OBJECTIVE :: Please transcribe the listing below in full and word for word, without its pictures.

DATA ::
-----
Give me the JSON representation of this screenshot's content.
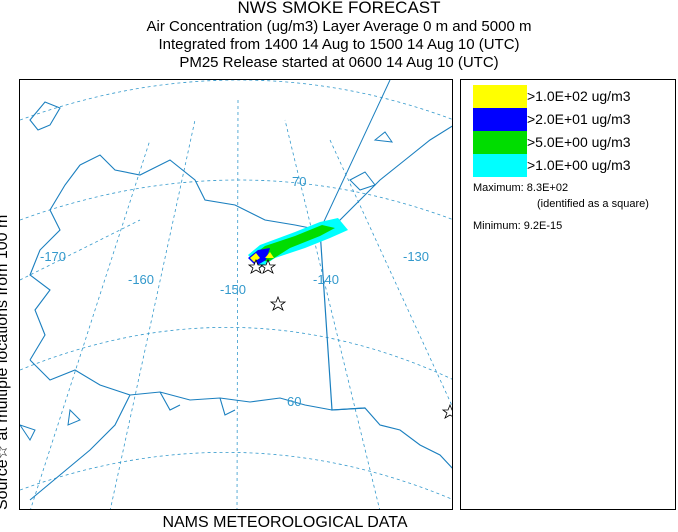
{
  "header": {
    "title": "NWS SMOKE FORECAST",
    "line2": "Air Concentration (ug/m3) Layer Average    0 m and  5000 m",
    "line3": "Integrated from 1400 14 Aug to 1500 14 Aug 10 (UTC)",
    "line4": "PM25 Release started at 0600 14 Aug 10 (UTC)"
  },
  "side_label": "Source☆ at multiple locations      from  100 m",
  "footer": "NAMS METEOROLOGICAL DATA",
  "map": {
    "lat_labels": [
      "70",
      "60"
    ],
    "lon_labels": [
      "-170",
      "-160",
      "-150",
      "-140",
      "-130"
    ],
    "graticule_color": "#3399cc",
    "coast_color": "#1a7fbf"
  },
  "legend": {
    "items": [
      {
        "label": ">1.0E+02 ug/m3",
        "color": "#ffff00"
      },
      {
        "label": ">2.0E+01 ug/m3",
        "color": "#0000ff"
      },
      {
        "label": ">5.0E+00 ug/m3",
        "color": "#00dd00"
      },
      {
        "label": ">1.0E+00 ug/m3",
        "color": "#00ffff"
      }
    ],
    "maximum_label": "Maximum: 8.3E+02",
    "maximum_note": "(identified as a square)",
    "minimum_label": "Minimum: 9.2E-15"
  }
}
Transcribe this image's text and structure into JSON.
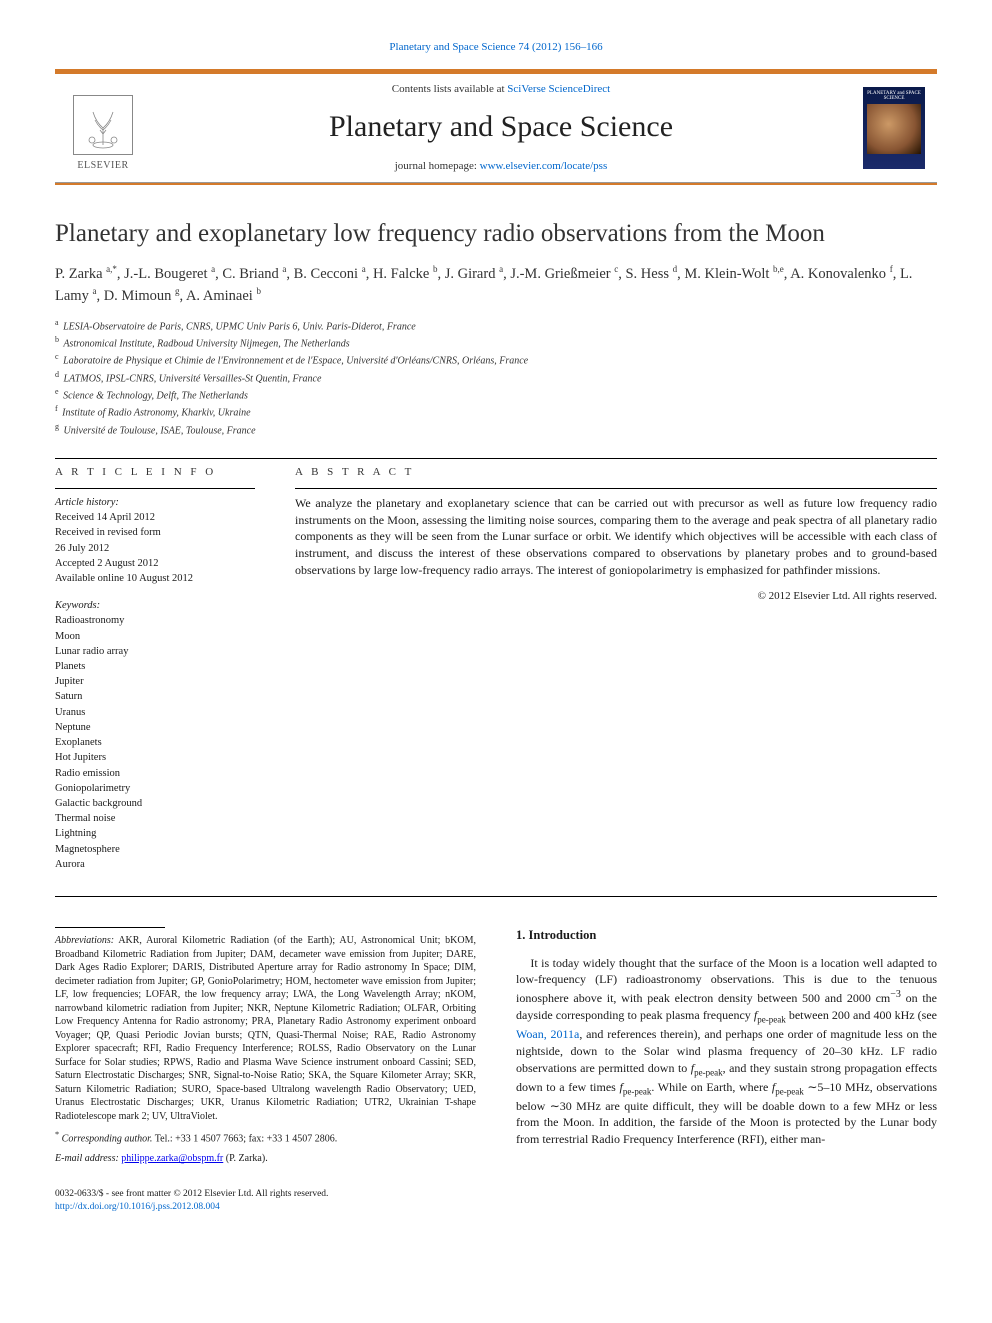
{
  "header_link": "Planetary and Space Science 74 (2012) 156–166",
  "banner": {
    "contents_prefix": "Contents lists available at ",
    "contents_link": "SciVerse ScienceDirect",
    "journal_name": "Planetary and Space Science",
    "homepage_prefix": "journal homepage: ",
    "homepage_link": "www.elsevier.com/locate/pss",
    "publisher": "ELSEVIER",
    "cover_text": "PLANETARY and SPACE SCIENCE"
  },
  "title": "Planetary and exoplanetary low frequency radio observations from the Moon",
  "authors_html": "P. Zarka <sup>a,*</sup>, J.-L. Bougeret <sup>a</sup>, C. Briand <sup>a</sup>, B. Cecconi <sup>a</sup>, H. Falcke <sup>b</sup>, J. Girard <sup>a</sup>, J.-M. Grießmeier <sup>c</sup>, S. Hess <sup>d</sup>, M. Klein-Wolt <sup>b,e</sup>, A. Konovalenko <sup>f</sup>, L. Lamy <sup>a</sup>, D. Mimoun <sup>g</sup>, A. Aminaei <sup>b</sup>",
  "affiliations": [
    {
      "sup": "a",
      "text": "LESIA-Observatoire de Paris, CNRS, UPMC Univ Paris 6, Univ. Paris-Diderot, France"
    },
    {
      "sup": "b",
      "text": "Astronomical Institute, Radboud University Nijmegen, The Netherlands"
    },
    {
      "sup": "c",
      "text": "Laboratoire de Physique et Chimie de l'Environnement et de l'Espace, Université d'Orléans/CNRS, Orléans, France"
    },
    {
      "sup": "d",
      "text": "LATMOS, IPSL-CNRS, Université Versailles-St Quentin, France"
    },
    {
      "sup": "e",
      "text": "Science & Technology, Delft, The Netherlands"
    },
    {
      "sup": "f",
      "text": "Institute of Radio Astronomy, Kharkiv, Ukraine"
    },
    {
      "sup": "g",
      "text": "Université de Toulouse, ISAE, Toulouse, France"
    }
  ],
  "info_label": "A R T I C L E   I N F O",
  "abs_label": "A B S T R A C T",
  "history": {
    "label": "Article history:",
    "received": "Received 14 April 2012",
    "revised": "Received in revised form",
    "revised_date": "26 July 2012",
    "accepted": "Accepted 2 August 2012",
    "online": "Available online 10 August 2012"
  },
  "keywords_label": "Keywords:",
  "keywords": [
    "Radioastronomy",
    "Moon",
    "Lunar radio array",
    "Planets",
    "Jupiter",
    "Saturn",
    "Uranus",
    "Neptune",
    "Exoplanets",
    "Hot Jupiters",
    "Radio emission",
    "Goniopolarimetry",
    "Galactic background",
    "Thermal noise",
    "Lightning",
    "Magnetosphere",
    "Aurora"
  ],
  "abstract": "We analyze the planetary and exoplanetary science that can be carried out with precursor as well as future low frequency radio instruments on the Moon, assessing the limiting noise sources, comparing them to the average and peak spectra of all planetary radio components as they will be seen from the Lunar surface or orbit. We identify which objectives will be accessible with each class of instrument, and discuss the interest of these observations compared to observations by planetary probes and to ground-based observations by large low-frequency radio arrays. The interest of goniopolarimetry is emphasized for pathfinder missions.",
  "copyright": "© 2012 Elsevier Ltd. All rights reserved.",
  "abbrev_label": "Abbreviations:",
  "abbreviations": "AKR, Auroral Kilometric Radiation (of the Earth); AU, Astronomical Unit; bKOM, Broadband Kilometric Radiation from Jupiter; DAM, decameter wave emission from Jupiter; DARE, Dark Ages Radio Explorer; DARIS, Distributed Aperture array for Radio astronomy In Space; DIM, decimeter radiation from Jupiter; GP, GonioPolarimetry; HOM, hectometer wave emission from Jupiter; LF, low frequencies; LOFAR, the low frequency array; LWA, the Long Wavelength Array; nKOM, narrowband kilometric radiation from Jupiter; NKR, Neptune Kilometric Radiation; OLFAR, Orbiting Low Frequency Antenna for Radio astronomy; PRA, Planetary Radio Astronomy experiment onboard Voyager; QP, Quasi Periodic Jovian bursts; QTN, Quasi-Thermal Noise; RAE, Radio Astronomy Explorer spacecraft; RFI, Radio Frequency Interference; ROLSS, Radio Observatory on the Lunar Surface for Solar studies; RPWS, Radio and Plasma Wave Science instrument onboard Cassini; SED, Saturn Electrostatic Discharges; SNR, Signal-to-Noise Ratio; SKA, the Square Kilometer Array; SKR, Saturn Kilometric Radiation; SURO, Space-based Ultralong wavelength Radio Observatory; UED, Uranus Electrostatic Discharges; UKR, Uranus Kilometric Radiation; UTR2, Ukrainian T-shape Radiotelescope mark 2; UV, UltraViolet.",
  "corr_label": "Corresponding author.",
  "corr_contact": "Tel.: +33 1 4507 7663; fax: +33 1 4507 2806.",
  "email_label": "E-mail address:",
  "email": "philippe.zarka@obspm.fr",
  "email_paren": "(P. Zarka).",
  "section1_heading": "1.  Introduction",
  "intro_para": "It is today widely thought that the surface of the Moon is a location well adapted to low-frequency (LF) radioastronomy observations. This is due to the tenuous ionosphere above it, with peak electron density between 500 and 2000 cm⁻³ on the dayside corresponding to peak plasma frequency fpe-peak between 200 and 400 kHz (see Woan, 2011a, and references therein), and perhaps one order of magnitude less on the nightside, down to the Solar wind plasma frequency of 20–30 kHz. LF radio observations are permitted down to fpe-peak, and they sustain strong propagation effects down to a few times fpe-peak. While on Earth, where fpe-peak ∼5–10 MHz, observations below ∼30 MHz are quite difficult, they will be doable down to a few MHz or less from the Moon. In addition, the farside of the Moon is protected by the Lunar body from terrestrial Radio Frequency Interference (RFI), either man-",
  "footer": {
    "issn": "0032-0633/$ - see front matter © 2012 Elsevier Ltd. All rights reserved.",
    "doi": "http://dx.doi.org/10.1016/j.pss.2012.08.004"
  },
  "colors": {
    "accent": "#d47a2a",
    "link": "#0066cc",
    "text": "#1a1a1a",
    "cover_bg_top": "#0a1a4a",
    "cover_bg_bot": "#1a2a6a"
  }
}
-----
FULL ANSWER ::
Give me the JSON representation of this screenshot's content.
{
  "header": {
    "title": "NWS SMOKE FORECAST",
    "line2": "Air Concentration (ug/m3) Layer Average    0 m and  5000 m",
    "line3": "Integrated from 1400 14 Aug to 1500 14 Aug 10 (UTC)",
    "line4": "PM25 Release started at 0600 14 Aug 10 (UTC)"
  },
  "side_label": "Source☆ at multiple locations      from  100 m",
  "footer": "NAMS METEOROLOGICAL DATA",
  "map": {
    "lat_labels": [
      "70",
      "60"
    ],
    "lon_labels": [
      "-170",
      "-160",
      "-150",
      "-140",
      "-130"
    ],
    "graticule_color": "#3399cc",
    "coast_color": "#1a7fbf"
  },
  "legend": {
    "items": [
      {
        "label": ">1.0E+02 ug/m3",
        "color": "#ffff00"
      },
      {
        "label": ">2.0E+01 ug/m3",
        "color": "#0000ff"
      },
      {
        "label": ">5.0E+00 ug/m3",
        "color": "#00dd00"
      },
      {
        "label": ">1.0E+00 ug/m3",
        "color": "#00ffff"
      }
    ],
    "maximum_label": "Maximum: 8.3E+02",
    "maximum_note": "(identified as a square)",
    "minimum_label": "Minimum: 9.2E-15"
  }
}
Transcribe this image's text and structure into JSON.
{
  "header_link": "Planetary and Space Science 74 (2012) 156–166",
  "banner": {
    "contents_prefix": "Contents lists available at ",
    "contents_link": "SciVerse ScienceDirect",
    "journal_name": "Planetary and Space Science",
    "homepage_prefix": "journal homepage: ",
    "homepage_link": "www.elsevier.com/locate/pss",
    "publisher": "ELSEVIER",
    "cover_text": "PLANETARY and SPACE SCIENCE"
  },
  "title": "Planetary and exoplanetary low frequency radio observations from the Moon",
  "authors_html": "P. Zarka <sup>a,*</sup>, J.-L. Bougeret <sup>a</sup>, C. Briand <sup>a</sup>, B. Cecconi <sup>a</sup>, H. Falcke <sup>b</sup>, J. Girard <sup>a</sup>, J.-M. Grießmeier <sup>c</sup>, S. Hess <sup>d</sup>, M. Klein-Wolt <sup>b,e</sup>, A. Konovalenko <sup>f</sup>, L. Lamy <sup>a</sup>, D. Mimoun <sup>g</sup>, A. Aminaei <sup>b</sup>",
  "affiliations": [
    {
      "sup": "a",
      "text": "LESIA-Observatoire de Paris, CNRS, UPMC Univ Paris 6, Univ. Paris-Diderot, France"
    },
    {
      "sup": "b",
      "text": "Astronomical Institute, Radboud University Nijmegen, The Netherlands"
    },
    {
      "sup": "c",
      "text": "Laboratoire de Physique et Chimie de l'Environnement et de l'Espace, Université d'Orléans/CNRS, Orléans, France"
    },
    {
      "sup": "d",
      "text": "LATMOS, IPSL-CNRS, Université Versailles-St Quentin, France"
    },
    {
      "sup": "e",
      "text": "Science & Technology, Delft, The Netherlands"
    },
    {
      "sup": "f",
      "text": "Institute of Radio Astronomy, Kharkiv, Ukraine"
    },
    {
      "sup": "g",
      "text": "Université de Toulouse, ISAE, Toulouse, France"
    }
  ],
  "info_label": "A R T I C L E   I N F O",
  "abs_label": "A B S T R A C T",
  "history": {
    "label": "Article history:",
    "received": "Received 14 April 2012",
    "revised": "Received in revised form",
    "revised_date": "26 July 2012",
    "accepted": "Accepted 2 August 2012",
    "online": "Available online 10 August 2012"
  },
  "keywords_label": "Keywords:",
  "keywords": [
    "Radioastronomy",
    "Moon",
    "Lunar radio array",
    "Planets",
    "Jupiter",
    "Saturn",
    "Uranus",
    "Neptune",
    "Exoplanets",
    "Hot Jupiters",
    "Radio emission",
    "Goniopolarimetry",
    "Galactic background",
    "Thermal noise",
    "Lightning",
    "Magnetosphere",
    "Aurora"
  ],
  "abstract": "We analyze the planetary and exoplanetary science that can be carried out with precursor as well as future low frequency radio instruments on the Moon, assessing the limiting noise sources, comparing them to the average and peak spectra of all planetary radio components as they will be seen from the Lunar surface or orbit. We identify which objectives will be accessible with each class of instrument, and discuss the interest of these observations compared to observations by planetary probes and to ground-based observations by large low-frequency radio arrays. The interest of goniopolarimetry is emphasized for pathfinder missions.",
  "copyright": "© 2012 Elsevier Ltd. All rights reserved.",
  "abbrev_label": "Abbreviations:",
  "abbreviations": "AKR, Auroral Kilometric Radiation (of the Earth); AU, Astronomical Unit; bKOM, Broadband Kilometric Radiation from Jupiter; DAM, decameter wave emission from Jupiter; DARE, Dark Ages Radio Explorer; DARIS, Distributed Aperture array for Radio astronomy In Space; DIM, decimeter radiation from Jupiter; GP, GonioPolarimetry; HOM, hectometer wave emission from Jupiter; LF, low frequencies; LOFAR, the low frequency array; LWA, the Long Wavelength Array; nKOM, narrowband kilometric radiation from Jupiter; NKR, Neptune Kilometric Radiation; OLFAR, Orbiting Low Frequency Antenna for Radio astronomy; PRA, Planetary Radio Astronomy experiment onboard Voyager; QP, Quasi Periodic Jovian bursts; QTN, Quasi-Thermal Noise; RAE, Radio Astronomy Explorer spacecraft; RFI, Radio Frequency Interference; ROLSS, Radio Observatory on the Lunar Surface for Solar studies; RPWS, Radio and Plasma Wave Science instrument onboard Cassini; SED, Saturn Electrostatic Discharges; SNR, Signal-to-Noise Ratio; SKA, the Square Kilometer Array; SKR, Saturn Kilometric Radiation; SURO, Space-based Ultralong wavelength Radio Observatory; UED, Uranus Electrostatic Discharges; UKR, Uranus Kilometric Radiation; UTR2, Ukrainian T-shape Radiotelescope mark 2; UV, UltraViolet.",
  "corr_label": "Corresponding author.",
  "corr_contact": "Tel.: +33 1 4507 7663; fax: +33 1 4507 2806.",
  "email_label": "E-mail address:",
  "email": "philippe.zarka@obspm.fr",
  "email_paren": "(P. Zarka).",
  "section1_heading": "1.  Introduction",
  "intro_para": "It is today widely thought that the surface of the Moon is a location well adapted to low-frequency (LF) radioastronomy observations. This is due to the tenuous ionosphere above it, with peak electron density between 500 and 2000 cm⁻³ on the dayside corresponding to peak plasma frequency fpe-peak between 200 and 400 kHz (see Woan, 2011a, and references therein), and perhaps one order of magnitude less on the nightside, down to the Solar wind plasma frequency of 20–30 kHz. LF radio observations are permitted down to fpe-peak, and they sustain strong propagation effects down to a few times fpe-peak. While on Earth, where fpe-peak ∼5–10 MHz, observations below ∼30 MHz are quite difficult, they will be doable down to a few MHz or less from the Moon. In addition, the farside of the Moon is protected by the Lunar body from terrestrial Radio Frequency Interference (RFI), either man-",
  "footer": {
    "issn": "0032-0633/$ - see front matter © 2012 Elsevier Ltd. All rights reserved.",
    "doi": "http://dx.doi.org/10.1016/j.pss.2012.08.004"
  },
  "colors": {
    "accent": "#d47a2a",
    "link": "#0066cc",
    "text": "#1a1a1a",
    "cover_bg_top": "#0a1a4a",
    "cover_bg_bot": "#1a2a6a"
  }
}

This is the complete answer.